## YOUR GOAL
Give every line again exactly as it appears, please, but not the pictures.

## DATA RECORDS
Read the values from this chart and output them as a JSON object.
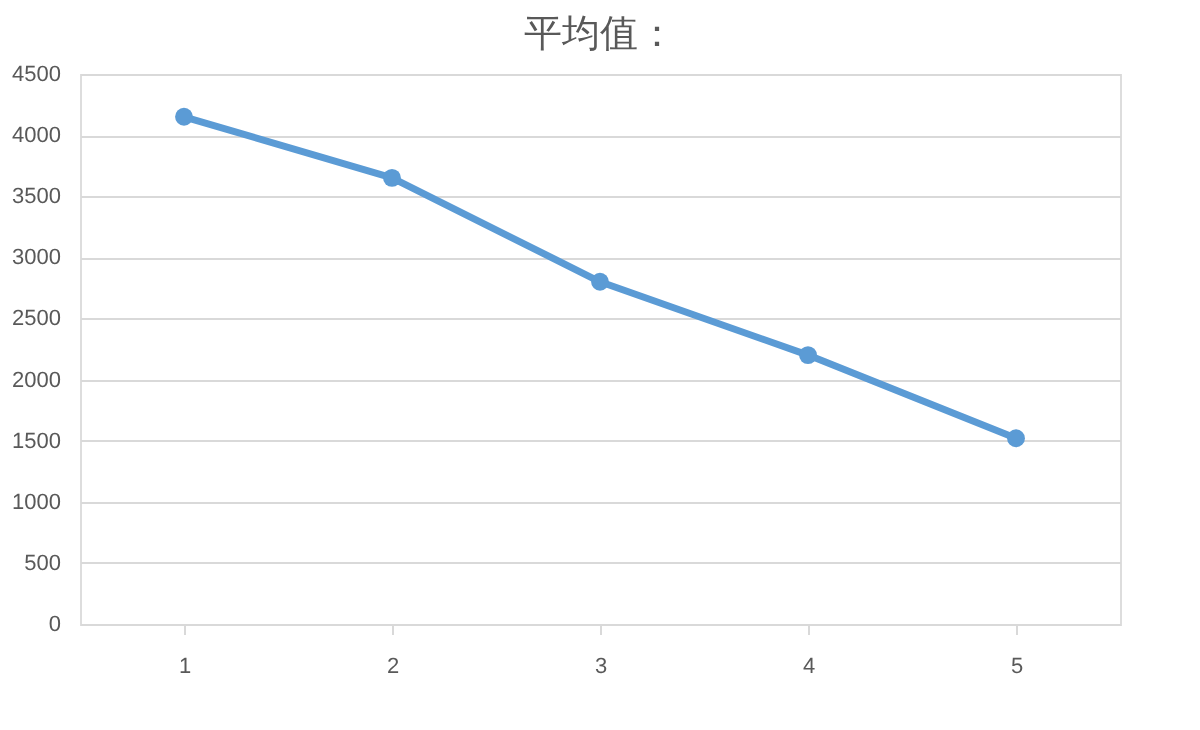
{
  "chart_data": {
    "type": "line",
    "title": "平均值：",
    "categories": [
      "1",
      "2",
      "3",
      "4",
      "5"
    ],
    "series": [
      {
        "color": "#5b9bd5",
        "values": [
          4150,
          3650,
          2800,
          2200,
          1520
        ]
      }
    ],
    "ylim": [
      0,
      4500
    ],
    "yticks": [
      0,
      500,
      1000,
      1500,
      2000,
      2500,
      3000,
      3500,
      4000,
      4500
    ],
    "grid": "y",
    "marker": "circle",
    "line_style": "solid"
  }
}
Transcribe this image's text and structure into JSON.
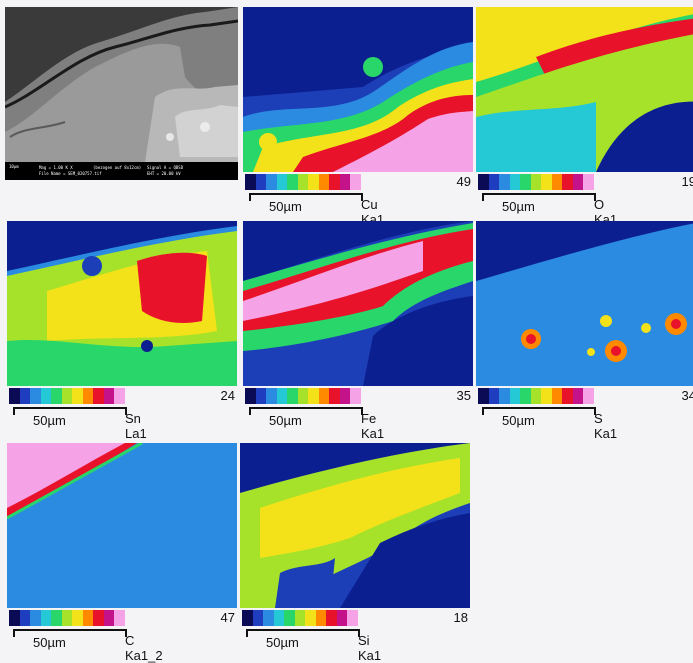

## OUTPUT FOR THIS EXERCISE
Read the values from this chart and output them as a JSON object.
{
  "chart_data": {
    "type": "line",
    "title": "平均值：",
    "categories": [
      "1",
      "2",
      "3",
      "4",
      "5"
    ],
    "series": [
      {
        "color": "#5b9bd5",
        "values": [
          4150,
          3650,
          2800,
          2200,
          1520
        ]
      }
    ],
    "ylim": [
      0,
      4500
    ],
    "yticks": [
      0,
      500,
      1000,
      1500,
      2000,
      2500,
      3000,
      3500,
      4000,
      4500
    ],
    "grid": "y",
    "marker": "circle",
    "line_style": "solid"
  }
}
Transcribe this image's text and structure into JSON.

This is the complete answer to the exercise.